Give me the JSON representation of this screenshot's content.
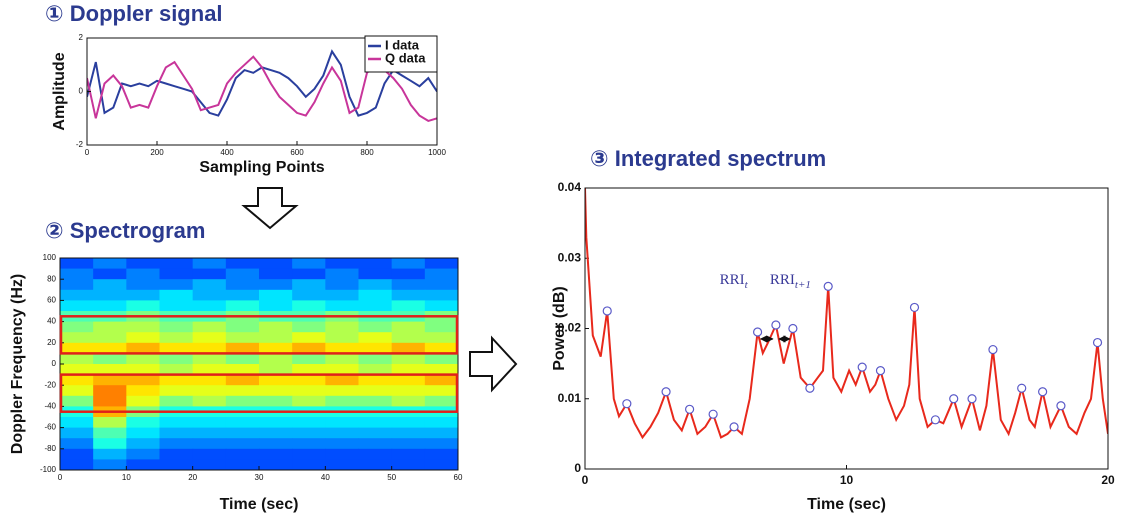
{
  "chart_data": [
    {
      "type": "line",
      "title": "① Doppler signal",
      "xlabel": "Sampling Points",
      "ylabel": "Amplitude",
      "x": [
        0,
        25,
        50,
        75,
        100,
        125,
        150,
        175,
        200,
        225,
        250,
        275,
        300,
        325,
        350,
        375,
        400,
        425,
        450,
        475,
        500,
        525,
        550,
        575,
        600,
        625,
        650,
        675,
        700,
        725,
        750,
        775,
        800,
        825,
        850,
        875,
        900,
        925,
        950,
        975,
        1000
      ],
      "series": [
        {
          "name": "I data",
          "color": "#2a3f9e",
          "values": [
            -0.2,
            1.1,
            -0.8,
            -0.6,
            0.3,
            0.2,
            0.3,
            0.2,
            0.4,
            0.3,
            0.2,
            0.1,
            0,
            -0.4,
            -0.8,
            -0.9,
            -0.3,
            0.5,
            0.8,
            0.7,
            0.9,
            0.8,
            0.7,
            0.5,
            0.2,
            -0.2,
            0.1,
            0.6,
            1.5,
            1.0,
            -0.2,
            -0.9,
            -0.8,
            -0.6,
            0.3,
            0.8,
            0.6,
            0.4,
            0.2,
            0.5,
            0
          ]
        },
        {
          "name": "Q data",
          "color": "#c8359a",
          "values": [
            0.5,
            -1.0,
            0.3,
            0.6,
            0.2,
            -0.6,
            -0.5,
            -0.6,
            0.2,
            0.9,
            1.1,
            0.6,
            0.1,
            -0.7,
            -0.6,
            -0.5,
            0.3,
            0.7,
            1.0,
            1.3,
            0.9,
            0.3,
            -0.2,
            -0.5,
            -0.8,
            -0.9,
            -0.4,
            0.3,
            0.9,
            0.4,
            -0.8,
            -0.6,
            0.7,
            1.0,
            0.8,
            0.5,
            0.1,
            -0.5,
            -0.9,
            -1.1,
            -1.0
          ]
        }
      ],
      "xlim": [
        0,
        1000
      ],
      "xticks": [
        0,
        200,
        400,
        600,
        800,
        1000
      ],
      "ylim": [
        -2,
        2
      ],
      "yticks": [
        -2,
        0,
        2
      ],
      "legend": "upper right"
    },
    {
      "type": "heatmap",
      "title": "② Spectrogram",
      "xlabel": "Time (sec)",
      "ylabel": "Doppler Frequency (Hz)",
      "x": [
        2.5,
        7.5,
        12.5,
        17.5,
        22.5,
        27.5,
        32.5,
        37.5,
        42.5,
        47.5,
        52.5,
        57.5
      ],
      "y": [
        95,
        85,
        75,
        65,
        55,
        45,
        35,
        25,
        15,
        5,
        -5,
        -15,
        -25,
        -35,
        -45,
        -55,
        -65,
        -75,
        -85,
        -95
      ],
      "z": [
        [
          0.2,
          0.25,
          0.2,
          0.2,
          0.25,
          0.2,
          0.2,
          0.25,
          0.2,
          0.2,
          0.25,
          0.2
        ],
        [
          0.25,
          0.2,
          0.25,
          0.2,
          0.2,
          0.25,
          0.2,
          0.2,
          0.25,
          0.2,
          0.2,
          0.25
        ],
        [
          0.25,
          0.3,
          0.25,
          0.25,
          0.3,
          0.25,
          0.25,
          0.3,
          0.25,
          0.3,
          0.25,
          0.25
        ],
        [
          0.3,
          0.3,
          0.3,
          0.35,
          0.3,
          0.3,
          0.35,
          0.3,
          0.3,
          0.35,
          0.3,
          0.3
        ],
        [
          0.35,
          0.35,
          0.4,
          0.35,
          0.35,
          0.4,
          0.35,
          0.4,
          0.35,
          0.35,
          0.4,
          0.35
        ],
        [
          0.45,
          0.45,
          0.5,
          0.45,
          0.45,
          0.5,
          0.45,
          0.45,
          0.5,
          0.45,
          0.45,
          0.5
        ],
        [
          0.5,
          0.55,
          0.55,
          0.5,
          0.55,
          0.5,
          0.55,
          0.5,
          0.55,
          0.5,
          0.55,
          0.5
        ],
        [
          0.55,
          0.55,
          0.6,
          0.55,
          0.6,
          0.55,
          0.55,
          0.6,
          0.55,
          0.6,
          0.55,
          0.55
        ],
        [
          0.65,
          0.65,
          0.7,
          0.65,
          0.65,
          0.7,
          0.65,
          0.7,
          0.65,
          0.65,
          0.7,
          0.65
        ],
        [
          0.55,
          0.5,
          0.55,
          0.5,
          0.55,
          0.5,
          0.55,
          0.5,
          0.55,
          0.5,
          0.55,
          0.5
        ],
        [
          0.6,
          0.6,
          0.6,
          0.55,
          0.6,
          0.6,
          0.55,
          0.6,
          0.6,
          0.55,
          0.6,
          0.6
        ],
        [
          0.65,
          0.7,
          0.7,
          0.65,
          0.65,
          0.7,
          0.65,
          0.65,
          0.7,
          0.65,
          0.65,
          0.7
        ],
        [
          0.6,
          0.75,
          0.65,
          0.6,
          0.6,
          0.6,
          0.6,
          0.6,
          0.6,
          0.6,
          0.6,
          0.6
        ],
        [
          0.5,
          0.75,
          0.6,
          0.5,
          0.55,
          0.5,
          0.5,
          0.55,
          0.5,
          0.5,
          0.55,
          0.5
        ],
        [
          0.4,
          0.7,
          0.5,
          0.4,
          0.4,
          0.4,
          0.4,
          0.4,
          0.4,
          0.4,
          0.4,
          0.4
        ],
        [
          0.35,
          0.55,
          0.4,
          0.35,
          0.35,
          0.35,
          0.35,
          0.35,
          0.35,
          0.35,
          0.35,
          0.35
        ],
        [
          0.3,
          0.45,
          0.35,
          0.3,
          0.3,
          0.3,
          0.3,
          0.3,
          0.3,
          0.3,
          0.3,
          0.3
        ],
        [
          0.25,
          0.4,
          0.3,
          0.25,
          0.25,
          0.25,
          0.25,
          0.25,
          0.25,
          0.25,
          0.25,
          0.25
        ],
        [
          0.2,
          0.3,
          0.25,
          0.2,
          0.2,
          0.2,
          0.2,
          0.2,
          0.2,
          0.2,
          0.2,
          0.2
        ],
        [
          0.2,
          0.25,
          0.2,
          0.2,
          0.2,
          0.2,
          0.2,
          0.2,
          0.2,
          0.2,
          0.2,
          0.2
        ]
      ],
      "colormap": "jet",
      "zlim": [
        0,
        1
      ],
      "xlim": [
        0,
        60
      ],
      "xticks": [
        0,
        10,
        20,
        30,
        40,
        50,
        60
      ],
      "ylim": [
        -100,
        100
      ],
      "yticks": [
        100,
        80,
        60,
        40,
        20,
        0,
        -20,
        -40,
        -60,
        -80,
        -100
      ],
      "highlight_bands": [
        [
          10,
          45
        ],
        [
          -45,
          -10
        ]
      ],
      "highlight_color": "#e0201a"
    },
    {
      "type": "line",
      "title": "③ Integrated spectrum",
      "xlabel": "Time (sec)",
      "ylabel": "Power (dB)",
      "color": "#e8291c",
      "x": [
        0,
        0.05,
        0.3,
        0.6,
        0.85,
        1.1,
        1.3,
        1.6,
        1.9,
        2.2,
        2.5,
        2.8,
        3.1,
        3.4,
        3.7,
        4.0,
        4.3,
        4.6,
        4.9,
        5.2,
        5.45,
        5.7,
        6.0,
        6.3,
        6.6,
        6.8,
        7.0,
        7.3,
        7.6,
        7.95,
        8.25,
        8.6,
        8.9,
        9.1,
        9.3,
        9.5,
        9.8,
        10.1,
        10.35,
        10.6,
        10.9,
        11.1,
        11.3,
        11.6,
        11.9,
        12.2,
        12.4,
        12.6,
        12.8,
        13.1,
        13.4,
        13.7,
        14.1,
        14.4,
        14.8,
        15.1,
        15.35,
        15.6,
        15.9,
        16.2,
        16.45,
        16.7,
        17.0,
        17.2,
        17.5,
        17.8,
        18.2,
        18.5,
        18.8,
        19.1,
        19.35,
        19.6,
        19.8,
        20
      ],
      "values": [
        0.04,
        0.033,
        0.019,
        0.016,
        0.0225,
        0.01,
        0.0075,
        0.0093,
        0.0065,
        0.0045,
        0.006,
        0.008,
        0.011,
        0.007,
        0.0055,
        0.0085,
        0.005,
        0.006,
        0.0078,
        0.0045,
        0.005,
        0.006,
        0.005,
        0.01,
        0.0195,
        0.0165,
        0.018,
        0.0205,
        0.015,
        0.02,
        0.013,
        0.0115,
        0.013,
        0.014,
        0.026,
        0.013,
        0.011,
        0.014,
        0.012,
        0.0145,
        0.011,
        0.012,
        0.014,
        0.01,
        0.007,
        0.009,
        0.012,
        0.023,
        0.01,
        0.006,
        0.007,
        0.0065,
        0.01,
        0.006,
        0.01,
        0.0055,
        0.009,
        0.017,
        0.007,
        0.005,
        0.008,
        0.0115,
        0.007,
        0.006,
        0.011,
        0.006,
        0.009,
        0.006,
        0.005,
        0.008,
        0.01,
        0.018,
        0.01,
        0.005
      ],
      "peak_x": [
        0.85,
        1.6,
        3.1,
        4.0,
        4.9,
        5.7,
        6.6,
        7.3,
        7.95,
        8.6,
        9.3,
        10.6,
        11.3,
        12.6,
        13.4,
        14.1,
        14.8,
        15.6,
        16.7,
        17.5,
        18.2,
        19.6
      ],
      "peak_values": [
        0.0225,
        0.0093,
        0.011,
        0.0085,
        0.0078,
        0.006,
        0.0195,
        0.0205,
        0.02,
        0.0115,
        0.026,
        0.0145,
        0.014,
        0.023,
        0.007,
        0.01,
        0.01,
        0.017,
        0.0115,
        0.011,
        0.009,
        0.018
      ],
      "peak_color": "#5a5ac8",
      "annotations": [
        {
          "text": "RRI",
          "sub": "t"
        },
        {
          "text": "RRI",
          "sub": "t+1"
        }
      ],
      "xlim": [
        0,
        20
      ],
      "xticks": [
        0,
        10,
        20
      ],
      "ylim": [
        0,
        0.04
      ],
      "yticks": [
        0,
        0.01,
        0.02,
        0.03,
        0.04
      ]
    }
  ]
}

What you should do
Find every line in the records above that holds the word "title", and copy each one.

Output for this task
      "title": "① Doppler signal",
      "title": "② Spectrogram",
      "title": "③ Integrated spectrum",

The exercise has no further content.